* [GOAL]
Pictures within the data are to be left out; everything else must be reproduced exactly.

============================================================

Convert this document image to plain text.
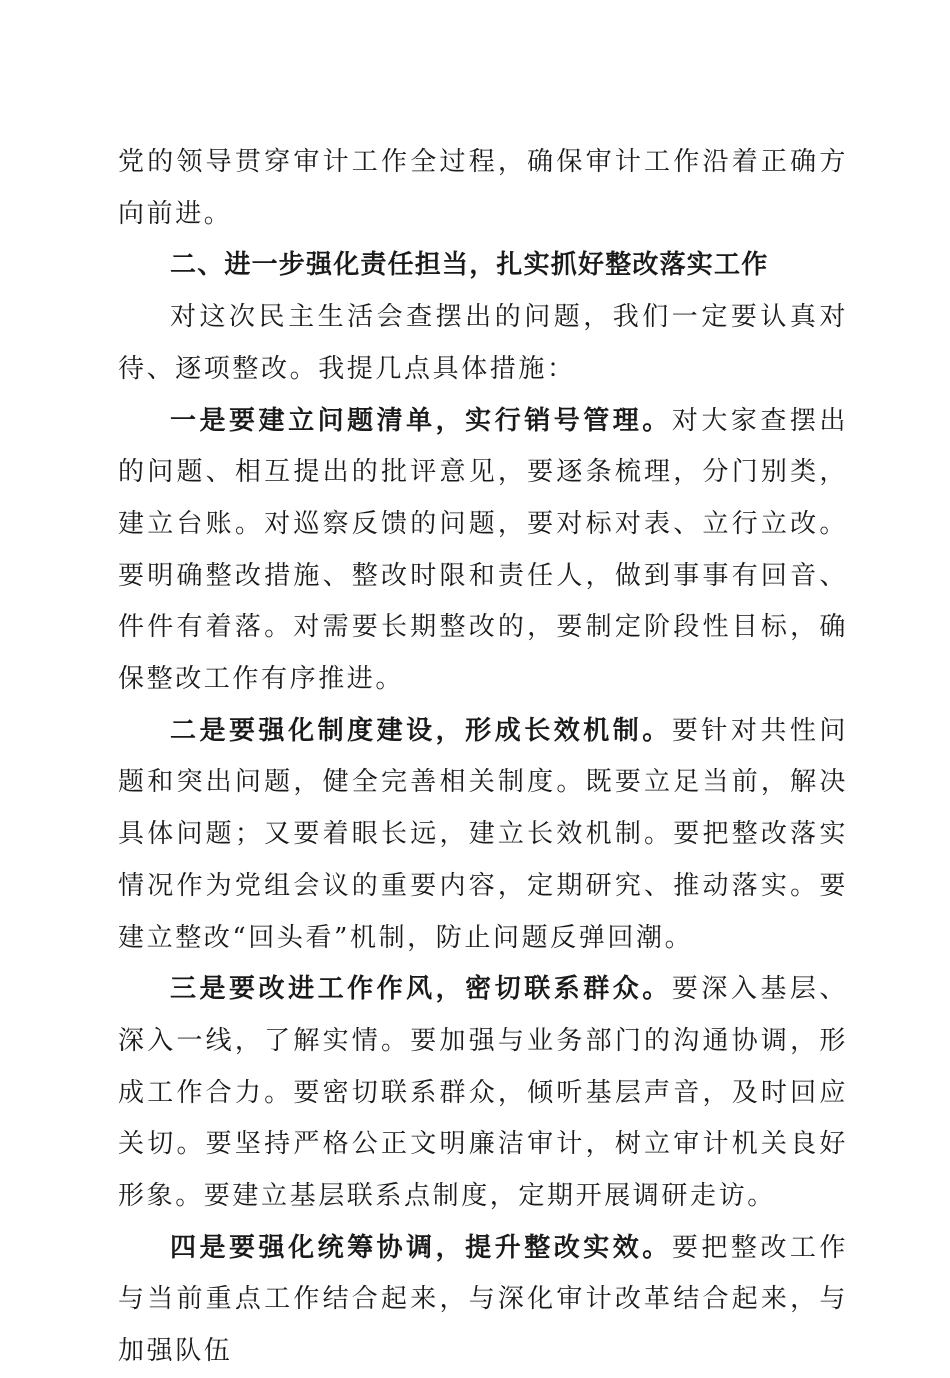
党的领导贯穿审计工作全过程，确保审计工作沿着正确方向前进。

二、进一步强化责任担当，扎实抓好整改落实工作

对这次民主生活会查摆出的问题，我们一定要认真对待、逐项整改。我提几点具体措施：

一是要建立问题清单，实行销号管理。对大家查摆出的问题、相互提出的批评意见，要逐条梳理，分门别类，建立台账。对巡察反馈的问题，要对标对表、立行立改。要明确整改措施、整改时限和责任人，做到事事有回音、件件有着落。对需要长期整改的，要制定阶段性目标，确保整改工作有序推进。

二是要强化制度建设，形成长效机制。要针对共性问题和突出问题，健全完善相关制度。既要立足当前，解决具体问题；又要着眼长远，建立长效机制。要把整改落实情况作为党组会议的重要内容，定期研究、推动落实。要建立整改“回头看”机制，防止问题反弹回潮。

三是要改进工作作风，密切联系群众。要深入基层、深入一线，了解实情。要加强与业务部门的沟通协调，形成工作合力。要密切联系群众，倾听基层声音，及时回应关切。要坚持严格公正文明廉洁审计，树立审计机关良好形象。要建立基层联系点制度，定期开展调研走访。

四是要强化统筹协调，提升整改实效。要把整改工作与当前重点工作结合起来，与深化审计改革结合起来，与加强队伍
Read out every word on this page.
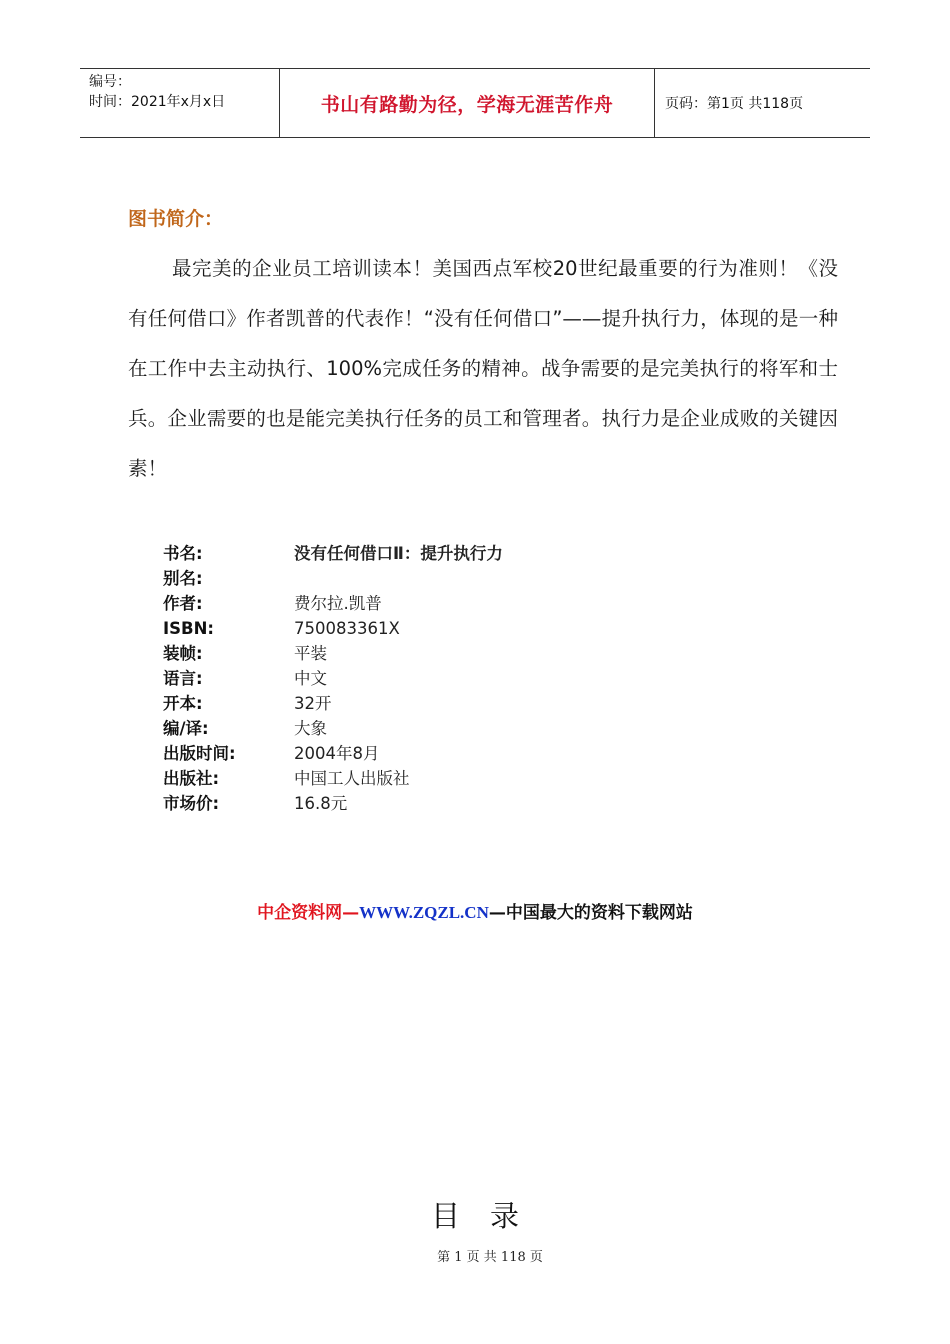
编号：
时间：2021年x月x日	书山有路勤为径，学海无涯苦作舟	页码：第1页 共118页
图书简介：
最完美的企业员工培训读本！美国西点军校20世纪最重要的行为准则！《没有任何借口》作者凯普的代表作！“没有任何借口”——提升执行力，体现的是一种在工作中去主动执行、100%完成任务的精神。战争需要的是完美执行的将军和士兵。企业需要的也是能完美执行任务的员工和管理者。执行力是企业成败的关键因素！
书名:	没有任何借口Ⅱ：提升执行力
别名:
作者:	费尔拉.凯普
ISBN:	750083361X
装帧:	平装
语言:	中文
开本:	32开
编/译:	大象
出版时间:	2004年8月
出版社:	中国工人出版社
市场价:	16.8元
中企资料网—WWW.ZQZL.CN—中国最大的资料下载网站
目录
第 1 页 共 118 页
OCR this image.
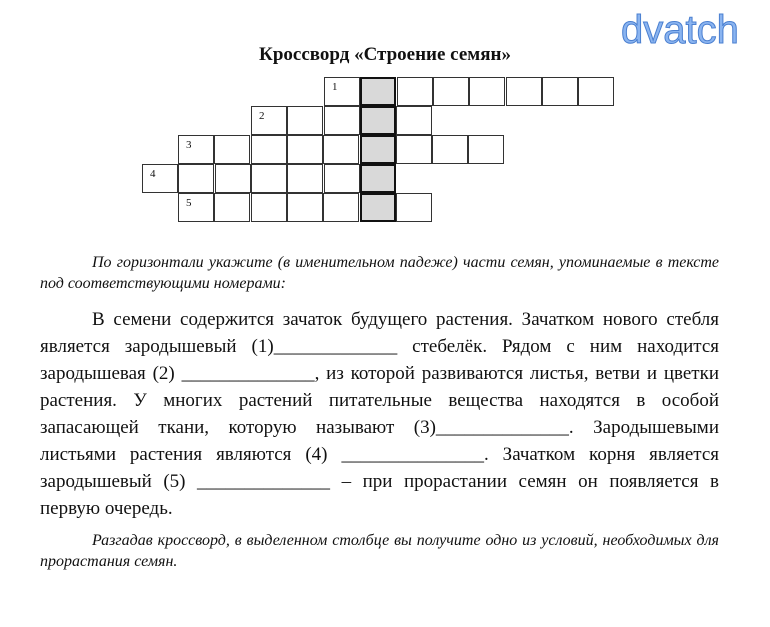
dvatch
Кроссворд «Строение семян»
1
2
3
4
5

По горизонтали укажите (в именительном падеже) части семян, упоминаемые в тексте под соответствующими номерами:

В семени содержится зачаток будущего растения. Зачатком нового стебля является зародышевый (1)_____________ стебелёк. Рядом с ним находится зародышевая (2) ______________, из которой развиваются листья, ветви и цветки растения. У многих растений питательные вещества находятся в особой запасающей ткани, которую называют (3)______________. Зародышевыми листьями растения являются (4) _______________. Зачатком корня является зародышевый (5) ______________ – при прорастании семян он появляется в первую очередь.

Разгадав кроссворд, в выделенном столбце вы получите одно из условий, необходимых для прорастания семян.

============================================================

* [RESPONSE TO THIS EXERCISE]
Convert this document image to plain text.
党的领导贯穿审计工作全过程，确保审计工作沿着正确方向前进。

二、进一步强化责任担当，扎实抓好整改落实工作

对这次民主生活会查摆出的问题，我们一定要认真对待、逐项整改。我提几点具体措施：

一是要建立问题清单，实行销号管理。对大家查摆出的问题、相互提出的批评意见，要逐条梳理，分门别类，建立台账。对巡察反馈的问题，要对标对表、立行立改。要明确整改措施、整改时限和责任人，做到事事有回音、件件有着落。对需要长期整改的，要制定阶段性目标，确保整改工作有序推进。

二是要强化制度建设，形成长效机制。要针对共性问题和突出问题，健全完善相关制度。既要立足当前，解决具体问题；又要着眼长远，建立长效机制。要把整改落实情况作为党组会议的重要内容，定期研究、推动落实。要建立整改“回头看”机制，防止问题反弹回潮。

三是要改进工作作风，密切联系群众。要深入基层、深入一线，了解实情。要加强与业务部门的沟通协调，形成工作合力。要密切联系群众，倾听基层声音，及时回应关切。要坚持严格公正文明廉洁审计，树立审计机关良好形象。要建立基层联系点制度，定期开展调研走访。

四是要强化统筹协调，提升整改实效。要把整改工作与当前重点工作结合起来，与深化审计改革结合起来，与加强队伍
Read out every word on this page.
编号：
时间：2021年x月x日	书山有路勤为径，学海无涯苦作舟	页码：第1页 共118页
图书简介：
最完美的企业员工培训读本！美国西点军校20世纪最重要的行为准则！《没有任何借口》作者凯普的代表作！“没有任何借口”——提升执行力，体现的是一种在工作中去主动执行、100%完成任务的精神。战争需要的是完美执行的将军和士兵。企业需要的也是能完美执行任务的员工和管理者。执行力是企业成败的关键因素！
书名:	没有任何借口Ⅱ：提升执行力
别名:
作者:	费尔拉.凯普
ISBN:	750083361X
装帧:	平装
语言:	中文
开本:	32开
编/译:	大象
出版时间:	2004年8月
出版社:	中国工人出版社
市场价:	16.8元
中企资料网—WWW.ZQZL.CN—中国最大的资料下载网站
目录
第 1 页 共 118 页
OCR this image.
dvatch
Кроссворд «Строение семян»
1
2
3
4
5

По горизонтали укажите (в именительном падеже) части семян, упоминаемые в тексте под соответствующими номерами:

В семени содержится зачаток будущего растения. Зачатком нового стебля является зародышевый (1)_____________ стебелёк. Рядом с ним находится зародышевая (2) ______________, из которой развиваются листья, ветви и цветки растения. У многих растений питательные вещества находятся в особой запасающей ткани, которую называют (3)______________. Зародышевыми листьями растения являются (4) _______________. Зачатком корня является зародышевый (5) ______________ – при прорастании семян он появляется в первую очередь.

Разгадав кроссворд, в выделенном столбце вы получите одно из условий, необходимых для прорастания семян.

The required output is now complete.